__To do__: Retype every entry word for word.

Data extracted from a collection:
◆ ◆ ◆ ◆

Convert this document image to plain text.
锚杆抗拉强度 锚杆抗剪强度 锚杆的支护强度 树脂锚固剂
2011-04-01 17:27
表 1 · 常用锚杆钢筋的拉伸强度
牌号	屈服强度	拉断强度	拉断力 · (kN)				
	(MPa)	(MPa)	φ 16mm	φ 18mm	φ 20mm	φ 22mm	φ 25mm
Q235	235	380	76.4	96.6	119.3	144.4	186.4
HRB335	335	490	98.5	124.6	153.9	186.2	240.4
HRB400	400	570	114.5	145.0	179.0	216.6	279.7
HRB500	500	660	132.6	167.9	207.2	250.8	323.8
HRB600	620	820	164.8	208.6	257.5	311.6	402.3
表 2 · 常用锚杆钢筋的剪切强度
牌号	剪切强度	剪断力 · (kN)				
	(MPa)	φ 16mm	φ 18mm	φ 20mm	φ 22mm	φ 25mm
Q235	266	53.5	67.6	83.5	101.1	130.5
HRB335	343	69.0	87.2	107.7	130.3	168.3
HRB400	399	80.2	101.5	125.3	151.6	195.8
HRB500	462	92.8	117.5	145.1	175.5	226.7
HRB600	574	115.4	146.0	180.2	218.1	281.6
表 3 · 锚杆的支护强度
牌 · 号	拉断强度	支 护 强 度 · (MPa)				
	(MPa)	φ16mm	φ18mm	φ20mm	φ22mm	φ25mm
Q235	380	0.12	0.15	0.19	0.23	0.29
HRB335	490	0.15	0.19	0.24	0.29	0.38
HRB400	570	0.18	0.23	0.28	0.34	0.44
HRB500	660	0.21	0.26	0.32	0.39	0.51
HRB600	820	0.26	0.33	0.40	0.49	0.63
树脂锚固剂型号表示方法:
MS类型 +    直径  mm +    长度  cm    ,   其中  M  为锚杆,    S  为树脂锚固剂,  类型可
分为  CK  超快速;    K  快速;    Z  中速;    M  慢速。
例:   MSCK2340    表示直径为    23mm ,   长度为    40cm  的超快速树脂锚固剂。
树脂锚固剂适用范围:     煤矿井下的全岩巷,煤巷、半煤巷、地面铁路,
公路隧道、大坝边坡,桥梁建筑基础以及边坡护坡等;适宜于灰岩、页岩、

◆ ◆ ◆ ◆

__Result of the exercise__:
Convert this document image to plain text.
锚杆抗拉强度 锚杆抗剪强度 锚杆的支护强度 树脂锚固剂
2011-04-01 17:27
表 1 · 常用锚杆钢筋的拉伸强度
牌号	屈服强度	拉断强度	拉断力 · (kN)				
	(MPa)	(MPa)	φ 16mm	φ 18mm	φ 20mm	φ 22mm	φ 25mm
Q235	235	380	76.4	96.6	119.3	144.4	186.4
HRB335	335	490	98.5	124.6	153.9	186.2	240.4
HRB400	400	570	114.5	145.0	179.0	216.6	279.7
HRB500	500	660	132.6	167.9	207.2	250.8	323.8
HRB600	620	820	164.8	208.6	257.5	311.6	402.3
表 2 · 常用锚杆钢筋的剪切强度
牌号	剪切强度	剪断力 · (kN)				
	(MPa)	φ 16mm	φ 18mm	φ 20mm	φ 22mm	φ 25mm
Q235	266	53.5	67.6	83.5	101.1	130.5
HRB335	343	69.0	87.2	107.7	130.3	168.3
HRB400	399	80.2	101.5	125.3	151.6	195.8
HRB500	462	92.8	117.5	145.1	175.5	226.7
HRB600	574	115.4	146.0	180.2	218.1	281.6
表 3 · 锚杆的支护强度
牌 · 号	拉断强度	支 护 强 度 · (MPa)				
	(MPa)	φ16mm	φ18mm	φ20mm	φ22mm	φ25mm
Q235	380	0.12	0.15	0.19	0.23	0.29
HRB335	490	0.15	0.19	0.24	0.29	0.38
HRB400	570	0.18	0.23	0.28	0.34	0.44
HRB500	660	0.21	0.26	0.32	0.39	0.51
HRB600	820	0.26	0.33	0.40	0.49	0.63
树脂锚固剂型号表示方法:
MS类型 +    直径  mm +    长度  cm    ,   其中  M  为锚杆,    S  为树脂锚固剂,  类型可
分为  CK  超快速;    K  快速;    Z  中速;    M  慢速。
例:   MSCK2340    表示直径为    23mm ,   长度为    40cm  的超快速树脂锚固剂。
树脂锚固剂适用范围:     煤矿井下的全岩巷,煤巷、半煤巷、地面铁路,
公路隧道、大坝边坡,桥梁建筑基础以及边坡护坡等;适宜于灰岩、页岩、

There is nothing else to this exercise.